Required work | Exact repetition is required: output every record in full.

[Data extracted from a collection]
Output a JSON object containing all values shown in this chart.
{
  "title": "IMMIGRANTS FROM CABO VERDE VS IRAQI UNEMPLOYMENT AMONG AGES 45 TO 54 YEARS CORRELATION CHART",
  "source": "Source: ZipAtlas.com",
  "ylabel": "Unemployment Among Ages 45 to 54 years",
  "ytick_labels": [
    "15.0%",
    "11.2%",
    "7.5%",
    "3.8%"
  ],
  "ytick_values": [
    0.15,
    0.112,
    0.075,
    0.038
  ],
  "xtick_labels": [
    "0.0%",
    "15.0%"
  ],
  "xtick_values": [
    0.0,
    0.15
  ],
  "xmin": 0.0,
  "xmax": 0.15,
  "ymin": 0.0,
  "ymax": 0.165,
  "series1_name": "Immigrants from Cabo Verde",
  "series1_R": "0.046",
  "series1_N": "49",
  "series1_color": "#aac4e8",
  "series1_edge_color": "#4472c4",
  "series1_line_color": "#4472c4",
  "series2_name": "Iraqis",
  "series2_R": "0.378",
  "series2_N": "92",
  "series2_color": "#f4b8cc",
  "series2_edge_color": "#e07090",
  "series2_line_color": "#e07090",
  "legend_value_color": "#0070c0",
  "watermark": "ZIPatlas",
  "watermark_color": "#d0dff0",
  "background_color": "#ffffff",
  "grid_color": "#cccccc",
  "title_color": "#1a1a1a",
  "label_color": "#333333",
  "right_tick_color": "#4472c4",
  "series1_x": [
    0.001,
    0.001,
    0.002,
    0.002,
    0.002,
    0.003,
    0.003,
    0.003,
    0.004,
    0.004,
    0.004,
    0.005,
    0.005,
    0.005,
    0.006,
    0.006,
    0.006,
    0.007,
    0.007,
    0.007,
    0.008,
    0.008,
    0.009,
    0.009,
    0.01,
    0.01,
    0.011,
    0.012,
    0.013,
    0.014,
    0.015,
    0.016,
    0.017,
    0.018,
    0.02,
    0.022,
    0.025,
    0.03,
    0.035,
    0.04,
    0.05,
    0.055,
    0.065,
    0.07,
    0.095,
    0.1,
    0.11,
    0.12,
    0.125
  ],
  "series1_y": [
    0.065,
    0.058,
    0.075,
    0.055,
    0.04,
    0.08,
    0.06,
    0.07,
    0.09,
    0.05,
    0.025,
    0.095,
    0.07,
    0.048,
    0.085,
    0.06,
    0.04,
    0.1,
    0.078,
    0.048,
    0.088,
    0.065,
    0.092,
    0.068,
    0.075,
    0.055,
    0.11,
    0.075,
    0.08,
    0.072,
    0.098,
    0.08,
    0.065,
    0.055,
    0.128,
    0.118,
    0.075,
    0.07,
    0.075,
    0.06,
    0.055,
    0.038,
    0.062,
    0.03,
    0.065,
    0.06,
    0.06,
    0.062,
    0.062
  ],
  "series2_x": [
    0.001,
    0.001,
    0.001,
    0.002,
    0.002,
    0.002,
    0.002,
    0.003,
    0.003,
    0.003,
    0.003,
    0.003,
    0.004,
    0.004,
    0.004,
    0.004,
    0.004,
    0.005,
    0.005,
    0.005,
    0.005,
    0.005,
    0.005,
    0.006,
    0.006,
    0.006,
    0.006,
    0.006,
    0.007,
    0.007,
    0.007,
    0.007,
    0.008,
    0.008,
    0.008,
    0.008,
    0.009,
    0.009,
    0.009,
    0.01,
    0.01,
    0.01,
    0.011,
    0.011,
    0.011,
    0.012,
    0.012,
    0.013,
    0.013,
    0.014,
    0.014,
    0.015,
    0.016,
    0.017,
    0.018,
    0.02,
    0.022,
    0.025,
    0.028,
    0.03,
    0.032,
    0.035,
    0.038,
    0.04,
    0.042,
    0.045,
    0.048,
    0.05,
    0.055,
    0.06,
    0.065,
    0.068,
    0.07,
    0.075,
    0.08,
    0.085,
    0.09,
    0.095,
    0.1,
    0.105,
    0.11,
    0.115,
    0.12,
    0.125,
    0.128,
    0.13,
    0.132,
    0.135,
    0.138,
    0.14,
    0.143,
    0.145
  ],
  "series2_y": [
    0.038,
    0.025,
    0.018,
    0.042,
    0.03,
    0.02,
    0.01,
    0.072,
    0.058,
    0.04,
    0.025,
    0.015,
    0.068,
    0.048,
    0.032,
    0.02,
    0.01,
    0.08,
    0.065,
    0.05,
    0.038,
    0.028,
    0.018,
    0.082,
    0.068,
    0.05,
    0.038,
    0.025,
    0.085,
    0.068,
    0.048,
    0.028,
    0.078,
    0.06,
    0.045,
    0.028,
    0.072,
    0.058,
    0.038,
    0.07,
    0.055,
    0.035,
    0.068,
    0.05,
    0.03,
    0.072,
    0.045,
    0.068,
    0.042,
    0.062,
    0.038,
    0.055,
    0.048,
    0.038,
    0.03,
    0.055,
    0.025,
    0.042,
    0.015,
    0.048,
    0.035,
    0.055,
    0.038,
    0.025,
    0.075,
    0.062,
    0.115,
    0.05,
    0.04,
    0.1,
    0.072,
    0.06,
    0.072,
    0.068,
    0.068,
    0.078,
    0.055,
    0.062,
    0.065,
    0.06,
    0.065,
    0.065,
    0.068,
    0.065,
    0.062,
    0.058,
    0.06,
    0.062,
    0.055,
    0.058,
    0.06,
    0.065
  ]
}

Response below |
Output a JSON object containing all values shown in this chart.
{
  "title": "IMMIGRANTS FROM CABO VERDE VS IRAQI UNEMPLOYMENT AMONG AGES 45 TO 54 YEARS CORRELATION CHART",
  "source": "Source: ZipAtlas.com",
  "ylabel": "Unemployment Among Ages 45 to 54 years",
  "ytick_labels": [
    "15.0%",
    "11.2%",
    "7.5%",
    "3.8%"
  ],
  "ytick_values": [
    0.15,
    0.112,
    0.075,
    0.038
  ],
  "xtick_labels": [
    "0.0%",
    "15.0%"
  ],
  "xtick_values": [
    0.0,
    0.15
  ],
  "xmin": 0.0,
  "xmax": 0.15,
  "ymin": 0.0,
  "ymax": 0.165,
  "series1_name": "Immigrants from Cabo Verde",
  "series1_R": "0.046",
  "series1_N": "49",
  "series1_color": "#aac4e8",
  "series1_edge_color": "#4472c4",
  "series1_line_color": "#4472c4",
  "series2_name": "Iraqis",
  "series2_R": "0.378",
  "series2_N": "92",
  "series2_color": "#f4b8cc",
  "series2_edge_color": "#e07090",
  "series2_line_color": "#e07090",
  "legend_value_color": "#0070c0",
  "watermark": "ZIPatlas",
  "watermark_color": "#d0dff0",
  "background_color": "#ffffff",
  "grid_color": "#cccccc",
  "title_color": "#1a1a1a",
  "label_color": "#333333",
  "right_tick_color": "#4472c4",
  "series1_x": [
    0.001,
    0.001,
    0.002,
    0.002,
    0.002,
    0.003,
    0.003,
    0.003,
    0.004,
    0.004,
    0.004,
    0.005,
    0.005,
    0.005,
    0.006,
    0.006,
    0.006,
    0.007,
    0.007,
    0.007,
    0.008,
    0.008,
    0.009,
    0.009,
    0.01,
    0.01,
    0.011,
    0.012,
    0.013,
    0.014,
    0.015,
    0.016,
    0.017,
    0.018,
    0.02,
    0.022,
    0.025,
    0.03,
    0.035,
    0.04,
    0.05,
    0.055,
    0.065,
    0.07,
    0.095,
    0.1,
    0.11,
    0.12,
    0.125
  ],
  "series1_y": [
    0.065,
    0.058,
    0.075,
    0.055,
    0.04,
    0.08,
    0.06,
    0.07,
    0.09,
    0.05,
    0.025,
    0.095,
    0.07,
    0.048,
    0.085,
    0.06,
    0.04,
    0.1,
    0.078,
    0.048,
    0.088,
    0.065,
    0.092,
    0.068,
    0.075,
    0.055,
    0.11,
    0.075,
    0.08,
    0.072,
    0.098,
    0.08,
    0.065,
    0.055,
    0.128,
    0.118,
    0.075,
    0.07,
    0.075,
    0.06,
    0.055,
    0.038,
    0.062,
    0.03,
    0.065,
    0.06,
    0.06,
    0.062,
    0.062
  ],
  "series2_x": [
    0.001,
    0.001,
    0.001,
    0.002,
    0.002,
    0.002,
    0.002,
    0.003,
    0.003,
    0.003,
    0.003,
    0.003,
    0.004,
    0.004,
    0.004,
    0.004,
    0.004,
    0.005,
    0.005,
    0.005,
    0.005,
    0.005,
    0.005,
    0.006,
    0.006,
    0.006,
    0.006,
    0.006,
    0.007,
    0.007,
    0.007,
    0.007,
    0.008,
    0.008,
    0.008,
    0.008,
    0.009,
    0.009,
    0.009,
    0.01,
    0.01,
    0.01,
    0.011,
    0.011,
    0.011,
    0.012,
    0.012,
    0.013,
    0.013,
    0.014,
    0.014,
    0.015,
    0.016,
    0.017,
    0.018,
    0.02,
    0.022,
    0.025,
    0.028,
    0.03,
    0.032,
    0.035,
    0.038,
    0.04,
    0.042,
    0.045,
    0.048,
    0.05,
    0.055,
    0.06,
    0.065,
    0.068,
    0.07,
    0.075,
    0.08,
    0.085,
    0.09,
    0.095,
    0.1,
    0.105,
    0.11,
    0.115,
    0.12,
    0.125,
    0.128,
    0.13,
    0.132,
    0.135,
    0.138,
    0.14,
    0.143,
    0.145
  ],
  "series2_y": [
    0.038,
    0.025,
    0.018,
    0.042,
    0.03,
    0.02,
    0.01,
    0.072,
    0.058,
    0.04,
    0.025,
    0.015,
    0.068,
    0.048,
    0.032,
    0.02,
    0.01,
    0.08,
    0.065,
    0.05,
    0.038,
    0.028,
    0.018,
    0.082,
    0.068,
    0.05,
    0.038,
    0.025,
    0.085,
    0.068,
    0.048,
    0.028,
    0.078,
    0.06,
    0.045,
    0.028,
    0.072,
    0.058,
    0.038,
    0.07,
    0.055,
    0.035,
    0.068,
    0.05,
    0.03,
    0.072,
    0.045,
    0.068,
    0.042,
    0.062,
    0.038,
    0.055,
    0.048,
    0.038,
    0.03,
    0.055,
    0.025,
    0.042,
    0.015,
    0.048,
    0.035,
    0.055,
    0.038,
    0.025,
    0.075,
    0.062,
    0.115,
    0.05,
    0.04,
    0.1,
    0.072,
    0.06,
    0.072,
    0.068,
    0.068,
    0.078,
    0.055,
    0.062,
    0.065,
    0.06,
    0.065,
    0.065,
    0.068,
    0.065,
    0.062,
    0.058,
    0.06,
    0.062,
    0.055,
    0.058,
    0.06,
    0.065
  ]
}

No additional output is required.